Copy each line containing the word "JSON" from the records that follow, please.
⁂
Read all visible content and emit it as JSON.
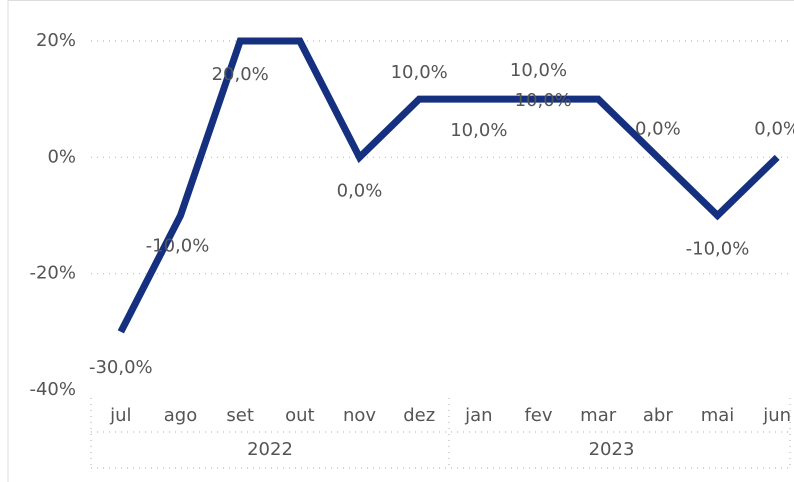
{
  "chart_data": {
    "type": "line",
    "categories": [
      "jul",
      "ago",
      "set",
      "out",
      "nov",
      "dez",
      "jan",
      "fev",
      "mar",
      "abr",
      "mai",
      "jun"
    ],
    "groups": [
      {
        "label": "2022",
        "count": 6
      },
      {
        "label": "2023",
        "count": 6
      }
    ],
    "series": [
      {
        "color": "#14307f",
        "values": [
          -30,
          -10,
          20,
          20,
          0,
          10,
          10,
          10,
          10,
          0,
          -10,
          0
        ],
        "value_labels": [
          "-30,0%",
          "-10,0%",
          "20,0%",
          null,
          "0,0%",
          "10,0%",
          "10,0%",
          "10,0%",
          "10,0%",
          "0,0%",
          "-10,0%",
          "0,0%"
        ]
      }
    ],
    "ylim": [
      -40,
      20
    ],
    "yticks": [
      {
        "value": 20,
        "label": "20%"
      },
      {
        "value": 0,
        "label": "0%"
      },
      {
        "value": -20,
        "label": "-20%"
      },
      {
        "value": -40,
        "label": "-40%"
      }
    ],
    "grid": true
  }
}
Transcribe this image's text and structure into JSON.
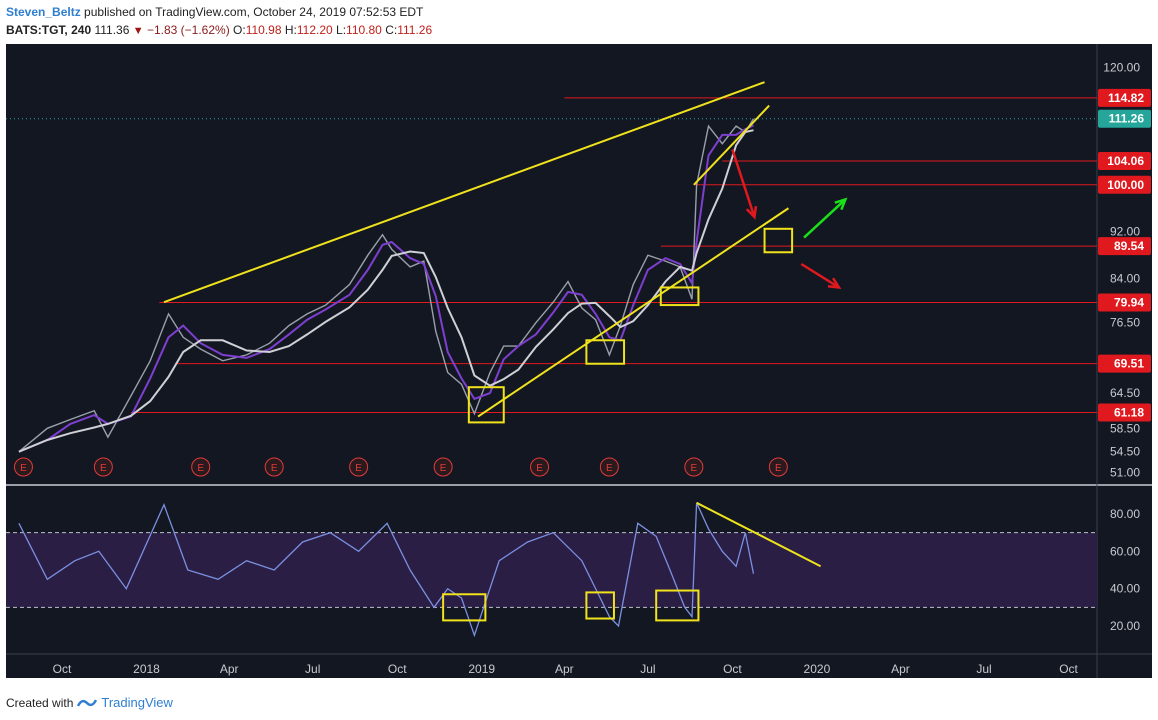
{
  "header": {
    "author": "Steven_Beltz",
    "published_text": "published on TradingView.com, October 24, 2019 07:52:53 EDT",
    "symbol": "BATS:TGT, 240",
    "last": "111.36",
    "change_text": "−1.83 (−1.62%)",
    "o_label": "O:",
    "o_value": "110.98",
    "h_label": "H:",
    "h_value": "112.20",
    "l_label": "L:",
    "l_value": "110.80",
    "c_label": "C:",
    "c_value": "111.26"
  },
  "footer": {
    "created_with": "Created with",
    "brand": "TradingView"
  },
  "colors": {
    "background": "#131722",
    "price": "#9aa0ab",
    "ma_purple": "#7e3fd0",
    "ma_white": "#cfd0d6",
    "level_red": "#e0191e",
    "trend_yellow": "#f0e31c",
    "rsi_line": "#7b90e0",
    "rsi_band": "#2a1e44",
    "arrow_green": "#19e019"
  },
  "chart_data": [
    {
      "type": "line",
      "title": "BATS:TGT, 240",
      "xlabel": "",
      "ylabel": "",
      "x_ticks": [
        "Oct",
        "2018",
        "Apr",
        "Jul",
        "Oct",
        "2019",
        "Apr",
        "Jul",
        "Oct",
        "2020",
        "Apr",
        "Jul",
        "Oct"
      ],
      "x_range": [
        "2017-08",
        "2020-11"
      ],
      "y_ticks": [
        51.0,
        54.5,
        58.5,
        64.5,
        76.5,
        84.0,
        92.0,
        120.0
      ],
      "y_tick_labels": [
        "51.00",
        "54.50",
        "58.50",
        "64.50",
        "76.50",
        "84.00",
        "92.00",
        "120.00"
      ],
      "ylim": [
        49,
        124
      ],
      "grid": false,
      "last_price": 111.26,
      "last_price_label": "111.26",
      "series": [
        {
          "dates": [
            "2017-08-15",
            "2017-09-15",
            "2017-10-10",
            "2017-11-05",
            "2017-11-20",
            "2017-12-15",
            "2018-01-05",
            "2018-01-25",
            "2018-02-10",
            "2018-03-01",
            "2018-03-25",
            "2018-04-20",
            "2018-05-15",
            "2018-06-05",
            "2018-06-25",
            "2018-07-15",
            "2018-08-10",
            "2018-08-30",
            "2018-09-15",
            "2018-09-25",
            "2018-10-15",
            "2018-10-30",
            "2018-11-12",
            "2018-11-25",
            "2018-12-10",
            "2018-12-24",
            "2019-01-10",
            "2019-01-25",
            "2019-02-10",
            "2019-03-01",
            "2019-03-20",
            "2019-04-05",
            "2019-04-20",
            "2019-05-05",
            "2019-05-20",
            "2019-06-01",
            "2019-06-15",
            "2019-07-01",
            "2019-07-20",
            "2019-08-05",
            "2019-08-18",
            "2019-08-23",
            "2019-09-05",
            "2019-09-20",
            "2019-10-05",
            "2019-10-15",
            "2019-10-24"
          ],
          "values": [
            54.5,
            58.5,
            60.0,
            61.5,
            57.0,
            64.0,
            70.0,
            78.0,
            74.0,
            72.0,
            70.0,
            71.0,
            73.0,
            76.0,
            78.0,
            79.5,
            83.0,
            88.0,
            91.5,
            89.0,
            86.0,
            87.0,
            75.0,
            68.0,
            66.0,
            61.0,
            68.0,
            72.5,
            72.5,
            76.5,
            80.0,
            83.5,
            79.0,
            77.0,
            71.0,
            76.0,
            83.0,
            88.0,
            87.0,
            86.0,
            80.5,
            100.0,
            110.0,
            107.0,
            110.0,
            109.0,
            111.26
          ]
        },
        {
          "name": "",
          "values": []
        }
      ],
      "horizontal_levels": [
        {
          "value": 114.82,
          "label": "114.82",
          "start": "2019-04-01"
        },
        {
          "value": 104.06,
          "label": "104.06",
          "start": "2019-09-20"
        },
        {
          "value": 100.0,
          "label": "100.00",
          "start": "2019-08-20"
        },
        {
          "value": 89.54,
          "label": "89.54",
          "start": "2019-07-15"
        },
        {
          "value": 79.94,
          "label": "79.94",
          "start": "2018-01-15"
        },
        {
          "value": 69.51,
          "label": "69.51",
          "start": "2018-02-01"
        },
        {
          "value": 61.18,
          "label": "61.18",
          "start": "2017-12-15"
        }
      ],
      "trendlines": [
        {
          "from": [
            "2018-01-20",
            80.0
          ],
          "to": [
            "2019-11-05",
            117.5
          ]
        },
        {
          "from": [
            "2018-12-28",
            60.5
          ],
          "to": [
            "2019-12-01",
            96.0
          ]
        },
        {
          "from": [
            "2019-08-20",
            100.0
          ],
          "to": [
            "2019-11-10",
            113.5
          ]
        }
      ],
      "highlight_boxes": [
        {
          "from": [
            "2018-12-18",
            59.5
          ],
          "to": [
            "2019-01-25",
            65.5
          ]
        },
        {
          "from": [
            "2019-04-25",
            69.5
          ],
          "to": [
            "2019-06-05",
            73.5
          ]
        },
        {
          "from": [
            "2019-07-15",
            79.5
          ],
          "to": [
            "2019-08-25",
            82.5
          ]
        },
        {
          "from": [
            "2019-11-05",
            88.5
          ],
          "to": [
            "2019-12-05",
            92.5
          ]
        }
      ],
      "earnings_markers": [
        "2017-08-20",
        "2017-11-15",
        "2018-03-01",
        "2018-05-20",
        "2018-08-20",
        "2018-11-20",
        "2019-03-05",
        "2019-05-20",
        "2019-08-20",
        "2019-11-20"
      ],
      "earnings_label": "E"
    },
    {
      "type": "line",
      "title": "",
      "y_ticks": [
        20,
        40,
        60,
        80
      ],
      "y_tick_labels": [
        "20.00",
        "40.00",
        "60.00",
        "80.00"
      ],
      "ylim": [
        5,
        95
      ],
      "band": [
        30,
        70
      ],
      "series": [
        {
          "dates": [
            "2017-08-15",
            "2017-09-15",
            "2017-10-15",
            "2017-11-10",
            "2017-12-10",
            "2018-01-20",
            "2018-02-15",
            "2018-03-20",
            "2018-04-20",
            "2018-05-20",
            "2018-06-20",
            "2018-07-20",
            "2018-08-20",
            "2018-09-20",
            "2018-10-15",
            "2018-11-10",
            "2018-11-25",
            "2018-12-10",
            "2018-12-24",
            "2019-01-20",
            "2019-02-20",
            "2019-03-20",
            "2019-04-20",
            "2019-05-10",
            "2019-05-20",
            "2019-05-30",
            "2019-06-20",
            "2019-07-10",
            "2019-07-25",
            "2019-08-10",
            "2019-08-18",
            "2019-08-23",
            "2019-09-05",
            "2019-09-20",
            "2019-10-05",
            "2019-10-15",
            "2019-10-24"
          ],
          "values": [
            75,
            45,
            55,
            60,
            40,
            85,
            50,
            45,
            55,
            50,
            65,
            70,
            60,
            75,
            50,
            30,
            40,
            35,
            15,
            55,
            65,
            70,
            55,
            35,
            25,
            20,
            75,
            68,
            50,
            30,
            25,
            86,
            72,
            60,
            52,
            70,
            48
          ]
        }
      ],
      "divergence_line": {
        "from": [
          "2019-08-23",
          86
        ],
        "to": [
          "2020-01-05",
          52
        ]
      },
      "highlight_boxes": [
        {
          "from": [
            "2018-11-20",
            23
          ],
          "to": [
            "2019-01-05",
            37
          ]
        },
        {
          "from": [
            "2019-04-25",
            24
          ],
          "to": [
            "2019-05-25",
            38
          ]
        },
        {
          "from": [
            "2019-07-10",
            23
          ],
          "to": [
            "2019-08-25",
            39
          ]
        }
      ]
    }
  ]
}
⁂
## SOLUTION TO THE EXERCISE
Read all visible content and emit it as JSON.
Transcribe this image's text and structure into JSON.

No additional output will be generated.